Each line that includes the word "ipsum" counts once; give the total and nothing more.

Records to use
+-------+

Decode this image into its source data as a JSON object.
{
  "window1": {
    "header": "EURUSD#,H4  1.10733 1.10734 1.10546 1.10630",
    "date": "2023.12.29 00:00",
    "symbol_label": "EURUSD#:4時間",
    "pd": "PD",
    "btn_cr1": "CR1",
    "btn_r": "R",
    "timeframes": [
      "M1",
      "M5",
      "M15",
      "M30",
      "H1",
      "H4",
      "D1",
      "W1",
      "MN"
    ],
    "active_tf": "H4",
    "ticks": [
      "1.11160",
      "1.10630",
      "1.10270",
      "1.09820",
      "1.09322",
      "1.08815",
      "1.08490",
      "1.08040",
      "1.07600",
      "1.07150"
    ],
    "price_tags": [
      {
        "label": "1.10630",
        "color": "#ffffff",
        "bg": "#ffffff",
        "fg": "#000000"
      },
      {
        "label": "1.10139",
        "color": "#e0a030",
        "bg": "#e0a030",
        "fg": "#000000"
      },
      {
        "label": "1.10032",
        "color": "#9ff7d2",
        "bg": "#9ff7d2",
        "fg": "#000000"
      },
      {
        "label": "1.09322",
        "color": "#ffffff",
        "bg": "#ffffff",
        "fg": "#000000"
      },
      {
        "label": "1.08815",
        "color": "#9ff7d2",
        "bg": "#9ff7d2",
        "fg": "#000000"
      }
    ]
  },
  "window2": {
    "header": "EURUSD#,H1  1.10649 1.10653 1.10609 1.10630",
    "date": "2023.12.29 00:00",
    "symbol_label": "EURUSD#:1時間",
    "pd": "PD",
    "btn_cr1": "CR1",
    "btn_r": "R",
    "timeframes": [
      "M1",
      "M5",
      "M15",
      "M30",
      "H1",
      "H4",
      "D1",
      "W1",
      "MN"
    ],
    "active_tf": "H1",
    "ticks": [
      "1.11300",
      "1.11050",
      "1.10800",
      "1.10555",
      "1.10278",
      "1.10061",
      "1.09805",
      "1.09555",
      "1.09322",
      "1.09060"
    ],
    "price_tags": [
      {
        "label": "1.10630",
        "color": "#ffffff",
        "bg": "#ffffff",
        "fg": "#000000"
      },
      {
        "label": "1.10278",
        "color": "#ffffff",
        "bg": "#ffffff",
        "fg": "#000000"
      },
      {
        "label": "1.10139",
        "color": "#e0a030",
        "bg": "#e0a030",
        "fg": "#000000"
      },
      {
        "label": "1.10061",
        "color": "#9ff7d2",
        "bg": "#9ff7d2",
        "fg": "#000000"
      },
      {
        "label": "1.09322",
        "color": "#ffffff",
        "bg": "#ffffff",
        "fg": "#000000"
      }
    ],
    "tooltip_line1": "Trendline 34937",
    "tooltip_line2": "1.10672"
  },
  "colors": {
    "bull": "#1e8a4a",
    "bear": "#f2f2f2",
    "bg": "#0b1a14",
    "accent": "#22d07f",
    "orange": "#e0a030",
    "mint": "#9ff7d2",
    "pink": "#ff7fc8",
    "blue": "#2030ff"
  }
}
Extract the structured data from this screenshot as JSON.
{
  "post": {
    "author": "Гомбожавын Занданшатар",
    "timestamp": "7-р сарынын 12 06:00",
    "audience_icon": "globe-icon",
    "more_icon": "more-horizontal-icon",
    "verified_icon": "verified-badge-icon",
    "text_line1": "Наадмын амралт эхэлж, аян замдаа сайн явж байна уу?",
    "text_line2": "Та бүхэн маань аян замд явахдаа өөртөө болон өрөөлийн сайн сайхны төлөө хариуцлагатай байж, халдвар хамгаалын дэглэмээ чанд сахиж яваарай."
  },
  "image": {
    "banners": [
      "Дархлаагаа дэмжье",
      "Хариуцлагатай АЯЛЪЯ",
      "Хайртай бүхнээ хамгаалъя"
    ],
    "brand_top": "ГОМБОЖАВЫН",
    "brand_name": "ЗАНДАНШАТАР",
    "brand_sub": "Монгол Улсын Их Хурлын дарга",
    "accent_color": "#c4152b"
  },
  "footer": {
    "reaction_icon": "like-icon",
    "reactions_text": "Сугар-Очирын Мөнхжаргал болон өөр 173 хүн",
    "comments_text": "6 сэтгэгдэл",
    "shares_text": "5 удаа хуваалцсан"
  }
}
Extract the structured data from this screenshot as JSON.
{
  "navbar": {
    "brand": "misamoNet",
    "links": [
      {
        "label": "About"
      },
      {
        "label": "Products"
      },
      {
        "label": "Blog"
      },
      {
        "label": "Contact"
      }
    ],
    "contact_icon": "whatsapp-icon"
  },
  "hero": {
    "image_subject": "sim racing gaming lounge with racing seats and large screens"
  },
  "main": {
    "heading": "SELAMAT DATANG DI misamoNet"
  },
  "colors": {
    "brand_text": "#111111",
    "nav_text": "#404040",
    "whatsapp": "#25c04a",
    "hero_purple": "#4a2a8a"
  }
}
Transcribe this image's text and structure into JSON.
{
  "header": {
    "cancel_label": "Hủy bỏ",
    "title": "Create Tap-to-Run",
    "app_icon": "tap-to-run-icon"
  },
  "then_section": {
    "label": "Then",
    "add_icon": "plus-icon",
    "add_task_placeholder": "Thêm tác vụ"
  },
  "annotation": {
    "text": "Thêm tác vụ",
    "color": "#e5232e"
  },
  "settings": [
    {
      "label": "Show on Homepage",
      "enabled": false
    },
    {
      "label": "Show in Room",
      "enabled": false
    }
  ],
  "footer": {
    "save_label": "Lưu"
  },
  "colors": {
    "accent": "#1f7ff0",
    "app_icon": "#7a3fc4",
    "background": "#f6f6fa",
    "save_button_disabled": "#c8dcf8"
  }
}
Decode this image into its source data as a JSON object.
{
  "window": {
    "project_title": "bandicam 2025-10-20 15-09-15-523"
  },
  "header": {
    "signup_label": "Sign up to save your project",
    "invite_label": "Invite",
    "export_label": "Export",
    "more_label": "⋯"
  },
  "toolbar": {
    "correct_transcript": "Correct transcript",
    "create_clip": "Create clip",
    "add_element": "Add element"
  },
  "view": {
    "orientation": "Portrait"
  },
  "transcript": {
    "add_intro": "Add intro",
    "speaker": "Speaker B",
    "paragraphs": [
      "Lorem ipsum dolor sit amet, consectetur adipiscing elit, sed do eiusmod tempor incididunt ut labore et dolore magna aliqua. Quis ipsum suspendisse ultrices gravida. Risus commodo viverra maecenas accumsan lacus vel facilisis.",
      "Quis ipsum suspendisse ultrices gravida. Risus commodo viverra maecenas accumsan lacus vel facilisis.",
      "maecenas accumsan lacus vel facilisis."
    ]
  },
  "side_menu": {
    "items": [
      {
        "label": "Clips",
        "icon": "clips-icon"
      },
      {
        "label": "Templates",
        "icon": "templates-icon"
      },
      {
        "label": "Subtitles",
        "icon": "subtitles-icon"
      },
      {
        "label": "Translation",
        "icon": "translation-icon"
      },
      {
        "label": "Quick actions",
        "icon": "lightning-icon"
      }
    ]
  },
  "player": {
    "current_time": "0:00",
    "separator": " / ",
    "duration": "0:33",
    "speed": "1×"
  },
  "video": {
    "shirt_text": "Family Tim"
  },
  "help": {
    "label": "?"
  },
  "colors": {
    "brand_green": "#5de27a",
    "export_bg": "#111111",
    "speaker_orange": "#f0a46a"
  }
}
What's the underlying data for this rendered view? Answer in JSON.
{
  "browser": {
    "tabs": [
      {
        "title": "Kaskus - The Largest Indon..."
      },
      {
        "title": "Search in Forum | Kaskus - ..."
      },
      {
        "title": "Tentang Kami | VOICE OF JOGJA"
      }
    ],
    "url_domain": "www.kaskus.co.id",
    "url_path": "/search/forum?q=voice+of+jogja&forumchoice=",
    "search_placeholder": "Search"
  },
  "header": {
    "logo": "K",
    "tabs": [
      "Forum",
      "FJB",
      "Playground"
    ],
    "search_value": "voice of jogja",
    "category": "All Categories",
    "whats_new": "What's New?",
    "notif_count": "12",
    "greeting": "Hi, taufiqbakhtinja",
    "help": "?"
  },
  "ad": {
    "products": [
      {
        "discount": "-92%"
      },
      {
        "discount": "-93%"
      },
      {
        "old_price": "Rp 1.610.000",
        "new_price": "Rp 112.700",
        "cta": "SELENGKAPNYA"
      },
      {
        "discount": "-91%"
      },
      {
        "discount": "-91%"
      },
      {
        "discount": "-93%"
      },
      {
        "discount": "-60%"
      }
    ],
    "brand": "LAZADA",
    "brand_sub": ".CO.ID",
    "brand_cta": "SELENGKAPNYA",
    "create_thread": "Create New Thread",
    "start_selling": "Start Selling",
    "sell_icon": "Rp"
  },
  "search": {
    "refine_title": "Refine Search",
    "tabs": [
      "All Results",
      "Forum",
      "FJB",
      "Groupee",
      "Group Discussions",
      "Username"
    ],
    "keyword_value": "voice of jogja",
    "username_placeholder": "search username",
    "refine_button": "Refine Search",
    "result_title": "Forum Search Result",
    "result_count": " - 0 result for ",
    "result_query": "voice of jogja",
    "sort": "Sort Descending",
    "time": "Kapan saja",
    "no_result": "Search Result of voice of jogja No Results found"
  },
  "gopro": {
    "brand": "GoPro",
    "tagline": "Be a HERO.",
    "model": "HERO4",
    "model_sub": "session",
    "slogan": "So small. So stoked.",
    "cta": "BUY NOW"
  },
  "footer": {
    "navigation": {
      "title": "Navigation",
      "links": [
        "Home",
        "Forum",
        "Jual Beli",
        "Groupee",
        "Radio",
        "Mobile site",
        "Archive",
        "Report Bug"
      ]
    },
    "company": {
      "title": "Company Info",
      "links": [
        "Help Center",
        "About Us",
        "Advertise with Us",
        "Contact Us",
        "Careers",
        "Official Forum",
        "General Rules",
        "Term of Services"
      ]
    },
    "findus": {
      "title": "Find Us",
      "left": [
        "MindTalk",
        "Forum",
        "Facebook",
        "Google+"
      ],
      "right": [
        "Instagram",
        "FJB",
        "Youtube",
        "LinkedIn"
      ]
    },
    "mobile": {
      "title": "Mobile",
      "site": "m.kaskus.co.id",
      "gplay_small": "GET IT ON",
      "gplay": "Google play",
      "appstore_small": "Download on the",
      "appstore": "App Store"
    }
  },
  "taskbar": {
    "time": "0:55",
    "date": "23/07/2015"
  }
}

+-------+

Exercise result
2